start
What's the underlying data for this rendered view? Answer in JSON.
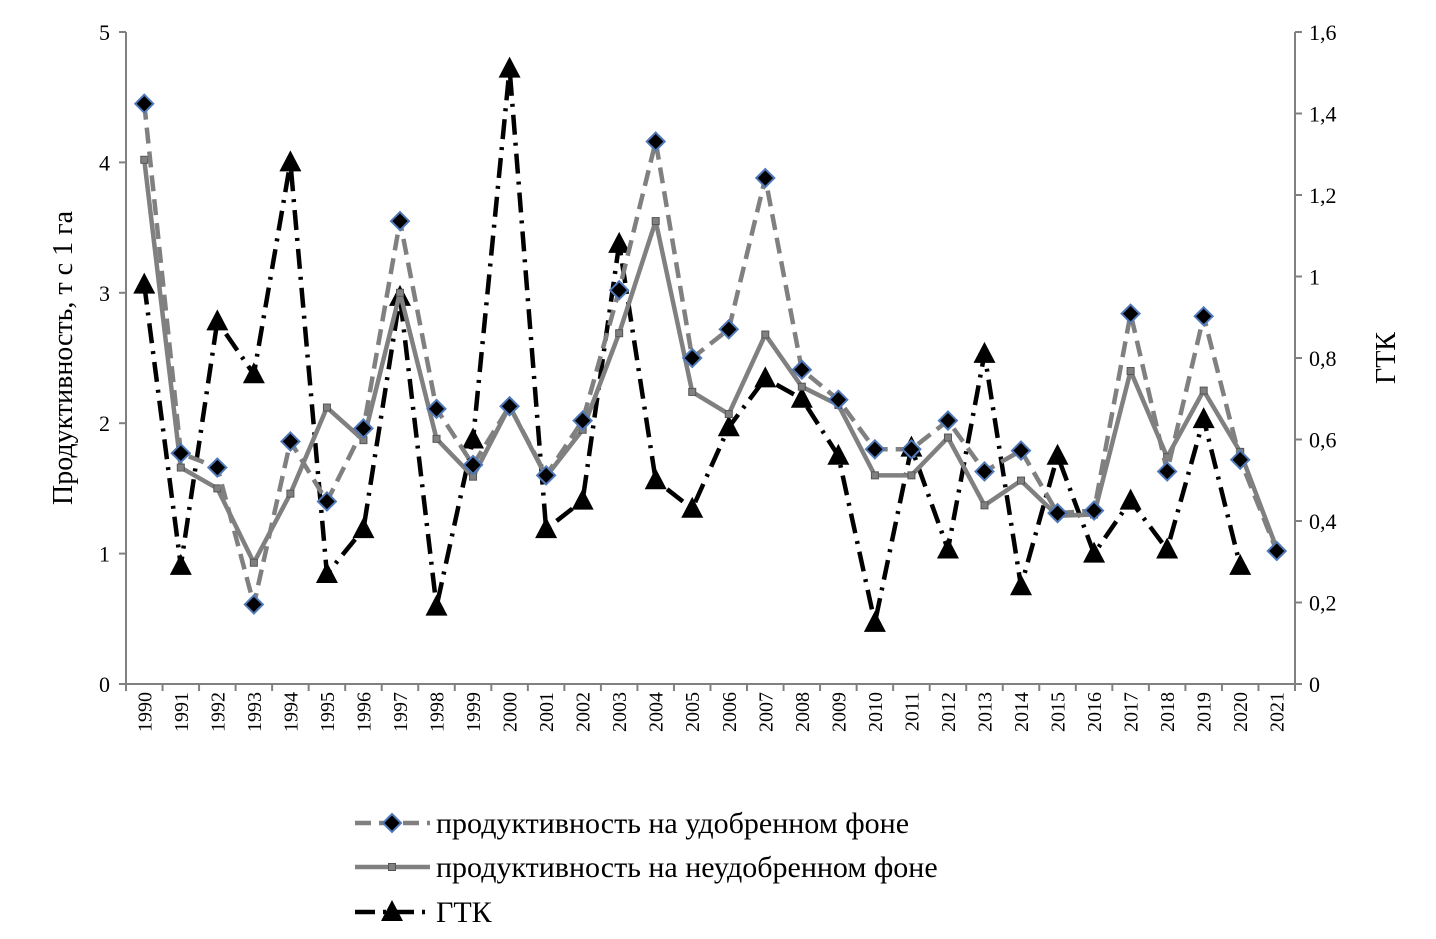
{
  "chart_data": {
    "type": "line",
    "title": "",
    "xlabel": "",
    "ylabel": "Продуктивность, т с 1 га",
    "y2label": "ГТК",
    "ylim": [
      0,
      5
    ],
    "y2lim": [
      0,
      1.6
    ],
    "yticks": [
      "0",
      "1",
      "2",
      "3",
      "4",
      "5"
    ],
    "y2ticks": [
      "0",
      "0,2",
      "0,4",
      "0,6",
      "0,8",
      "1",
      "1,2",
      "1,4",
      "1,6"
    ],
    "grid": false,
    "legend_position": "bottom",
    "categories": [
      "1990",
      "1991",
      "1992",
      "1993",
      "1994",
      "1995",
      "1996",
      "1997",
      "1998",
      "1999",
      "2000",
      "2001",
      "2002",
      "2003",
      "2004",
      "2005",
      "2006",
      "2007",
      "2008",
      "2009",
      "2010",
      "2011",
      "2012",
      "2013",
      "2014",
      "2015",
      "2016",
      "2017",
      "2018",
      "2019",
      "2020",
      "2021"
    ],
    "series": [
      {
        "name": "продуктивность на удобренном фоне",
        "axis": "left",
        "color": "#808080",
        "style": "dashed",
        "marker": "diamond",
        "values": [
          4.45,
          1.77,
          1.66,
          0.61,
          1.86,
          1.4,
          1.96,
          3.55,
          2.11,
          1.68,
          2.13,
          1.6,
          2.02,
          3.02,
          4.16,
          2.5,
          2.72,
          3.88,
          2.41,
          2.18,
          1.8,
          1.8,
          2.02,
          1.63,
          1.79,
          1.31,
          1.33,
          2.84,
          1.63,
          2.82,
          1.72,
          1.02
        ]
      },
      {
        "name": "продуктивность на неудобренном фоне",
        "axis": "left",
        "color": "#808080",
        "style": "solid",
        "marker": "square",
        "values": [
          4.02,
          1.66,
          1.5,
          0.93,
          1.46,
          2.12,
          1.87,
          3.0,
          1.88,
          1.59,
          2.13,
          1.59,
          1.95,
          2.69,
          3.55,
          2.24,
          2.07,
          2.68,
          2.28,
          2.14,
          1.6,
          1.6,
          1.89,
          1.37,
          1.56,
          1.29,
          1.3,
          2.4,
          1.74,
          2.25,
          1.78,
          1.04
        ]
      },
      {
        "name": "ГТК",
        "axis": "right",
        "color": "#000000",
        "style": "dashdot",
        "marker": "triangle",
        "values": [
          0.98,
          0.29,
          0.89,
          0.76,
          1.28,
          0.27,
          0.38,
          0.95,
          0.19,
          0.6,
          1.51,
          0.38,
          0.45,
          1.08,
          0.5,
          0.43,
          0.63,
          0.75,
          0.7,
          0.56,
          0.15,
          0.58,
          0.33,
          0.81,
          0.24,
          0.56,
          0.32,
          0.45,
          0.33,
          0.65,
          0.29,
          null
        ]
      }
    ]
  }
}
end
◆ What you have to do
Select every line above that contains the word "marker", and copy it.

◆ The solution
        "marker": "diamond",
        "marker": "square",
        "marker": "triangle",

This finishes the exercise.